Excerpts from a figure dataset
# # #

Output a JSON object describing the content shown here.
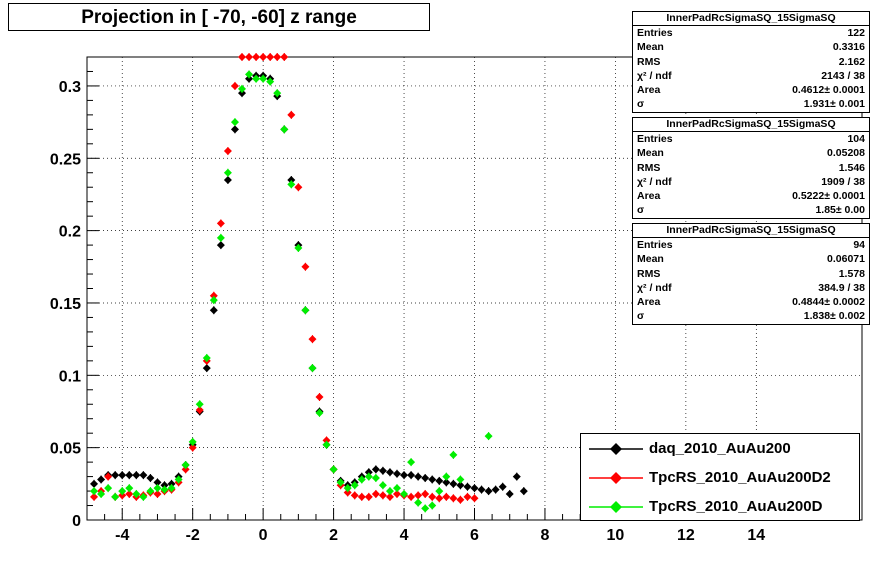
{
  "title": "Projection in [ -70, -60] z range",
  "chart_data": {
    "type": "scatter",
    "title": "Projection in [ -70, -60] z range",
    "xlabel": "",
    "ylabel": "",
    "xlim": [
      -5,
      17
    ],
    "ylim": [
      0,
      0.32
    ],
    "grid": true,
    "x_ticks": [
      "-4",
      "-2",
      "0",
      "2",
      "4",
      "6",
      "8",
      "10",
      "12",
      "14"
    ],
    "x_tick_values": [
      -4,
      -2,
      0,
      2,
      4,
      6,
      8,
      10,
      12,
      14
    ],
    "y_ticks": [
      "0",
      "0.05",
      "0.1",
      "0.15",
      "0.2",
      "0.25",
      "0.3"
    ],
    "y_tick_values": [
      0,
      0.05,
      0.1,
      0.15,
      0.2,
      0.25,
      0.3
    ],
    "series": [
      {
        "name": "daq_2010_AuAu200",
        "color": "#000000",
        "x": [
          -4.8,
          -4.6,
          -4.4,
          -4.2,
          -4.0,
          -3.8,
          -3.6,
          -3.4,
          -3.2,
          -3.0,
          -2.8,
          -2.6,
          -2.4,
          -2.2,
          -2.0,
          -1.8,
          -1.6,
          -1.4,
          -1.2,
          -1.0,
          -0.8,
          -0.6,
          -0.4,
          -0.2,
          0.0,
          0.2,
          0.4,
          0.6,
          0.8,
          1.0,
          1.2,
          1.4,
          1.6,
          1.8,
          2.0,
          2.2,
          2.4,
          2.6,
          2.8,
          3.0,
          3.2,
          3.4,
          3.6,
          3.8,
          4.0,
          4.2,
          4.4,
          4.6,
          4.8,
          5.0,
          5.2,
          5.4,
          5.6,
          5.8,
          6.0,
          6.2,
          6.4,
          6.6,
          6.8,
          7.0,
          7.2,
          7.4
        ],
        "y": [
          0.025,
          0.028,
          0.031,
          0.031,
          0.031,
          0.031,
          0.031,
          0.031,
          0.029,
          0.026,
          0.024,
          0.025,
          0.03,
          0.038,
          0.052,
          0.075,
          0.105,
          0.145,
          0.19,
          0.235,
          0.27,
          0.295,
          0.305,
          0.307,
          0.307,
          0.305,
          0.293,
          0.27,
          0.235,
          0.19,
          0.145,
          0.105,
          0.075,
          0.052,
          0.035,
          0.027,
          0.024,
          0.026,
          0.03,
          0.033,
          0.035,
          0.034,
          0.033,
          0.032,
          0.031,
          0.031,
          0.03,
          0.029,
          0.028,
          0.027,
          0.026,
          0.025,
          0.024,
          0.023,
          0.022,
          0.021,
          0.02,
          0.021,
          0.023,
          0.018,
          0.03,
          0.02
        ]
      },
      {
        "name": "TpcRS_2010_AuAu200D2",
        "color": "#ff0000",
        "x": [
          -4.8,
          -4.6,
          -4.4,
          -4.2,
          -4.0,
          -3.8,
          -3.6,
          -3.4,
          -3.2,
          -3.0,
          -2.8,
          -2.6,
          -2.4,
          -2.2,
          -2.0,
          -1.8,
          -1.6,
          -1.4,
          -1.2,
          -1.0,
          -0.8,
          -0.6,
          -0.4,
          -0.2,
          0.0,
          0.2,
          0.4,
          0.6,
          0.8,
          1.0,
          1.2,
          1.4,
          1.6,
          1.8,
          2.0,
          2.2,
          2.4,
          2.6,
          2.8,
          3.0,
          3.2,
          3.4,
          3.6,
          3.8,
          4.0,
          4.2,
          4.4,
          4.6,
          4.8,
          5.0,
          5.2,
          5.4,
          5.6,
          5.8,
          6.0
        ],
        "y": [
          0.016,
          0.02,
          0.03,
          0.016,
          0.017,
          0.018,
          0.016,
          0.017,
          0.019,
          0.018,
          0.02,
          0.021,
          0.026,
          0.035,
          0.05,
          0.076,
          0.11,
          0.155,
          0.205,
          0.255,
          0.3,
          0.32,
          0.32,
          0.32,
          0.32,
          0.32,
          0.32,
          0.32,
          0.28,
          0.23,
          0.175,
          0.125,
          0.085,
          0.055,
          0.035,
          0.024,
          0.019,
          0.017,
          0.016,
          0.016,
          0.018,
          0.017,
          0.016,
          0.018,
          0.017,
          0.016,
          0.017,
          0.018,
          0.016,
          0.015,
          0.016,
          0.015,
          0.014,
          0.016,
          0.015
        ]
      },
      {
        "name": "TpcRS_2010_AuAu200D",
        "color": "#00ee00",
        "x": [
          -4.8,
          -4.6,
          -4.4,
          -4.2,
          -4.0,
          -3.8,
          -3.6,
          -3.4,
          -3.2,
          -3.0,
          -2.8,
          -2.6,
          -2.4,
          -2.2,
          -2.0,
          -1.8,
          -1.6,
          -1.4,
          -1.2,
          -1.0,
          -0.8,
          -0.6,
          -0.4,
          -0.2,
          0.0,
          0.2,
          0.4,
          0.6,
          0.8,
          1.0,
          1.2,
          1.4,
          1.6,
          1.8,
          2.0,
          2.2,
          2.4,
          2.6,
          2.8,
          3.0,
          3.2,
          3.4,
          3.6,
          3.8,
          4.0,
          4.2,
          4.4,
          4.6,
          4.8,
          5.0,
          5.2,
          5.4,
          5.6,
          6.4
        ],
        "y": [
          0.02,
          0.018,
          0.022,
          0.016,
          0.02,
          0.022,
          0.018,
          0.016,
          0.02,
          0.022,
          0.021,
          0.022,
          0.028,
          0.038,
          0.054,
          0.08,
          0.112,
          0.152,
          0.195,
          0.24,
          0.275,
          0.298,
          0.308,
          0.305,
          0.305,
          0.303,
          0.295,
          0.27,
          0.232,
          0.188,
          0.145,
          0.105,
          0.074,
          0.052,
          0.035,
          0.026,
          0.022,
          0.024,
          0.028,
          0.03,
          0.029,
          0.024,
          0.02,
          0.022,
          0.018,
          0.04,
          0.012,
          0.008,
          0.01,
          0.02,
          0.03,
          0.045,
          0.028,
          0.058
        ]
      }
    ],
    "stats": [
      {
        "name": "InnerPadRcSigmaSQ_15SigmaSQ",
        "Entries": "122",
        "Mean": "0.3316",
        "RMS": "2.162",
        "chi2ndf": "2143 / 38",
        "Area": "0.4612± 0.0001",
        "sigma": "1.931± 0.001"
      },
      {
        "name": "InnerPadRcSigmaSQ_15SigmaSQ",
        "Entries": "104",
        "Mean": "0.05208",
        "RMS": "1.546",
        "chi2ndf": "1909 / 38",
        "Area": "0.5222± 0.0001",
        "sigma": "1.85± 0.00"
      },
      {
        "name": "InnerPadRcSigmaSQ_15SigmaSQ",
        "Entries": "94",
        "Mean": "0.06071",
        "RMS": "1.578",
        "chi2ndf": "384.9 / 38",
        "Area": "0.4844± 0.0002",
        "sigma": "1.838± 0.002"
      }
    ],
    "legend_position": "bottom-right"
  },
  "labels": {
    "entries": "Entries",
    "mean": "Mean",
    "rms": "RMS",
    "chi2ndf": "χ² / ndf",
    "area": "Area",
    "sigma": "σ"
  }
}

# # #

● **Exercise goal**
Find the word "Area" in the data and copy out each line where it turns up.

● **Output below**
        "Area": "0.4612± 0.0001",
        "Area": "0.5222± 0.0001",
        "Area": "0.4844± 0.0002",
    "area": "Area",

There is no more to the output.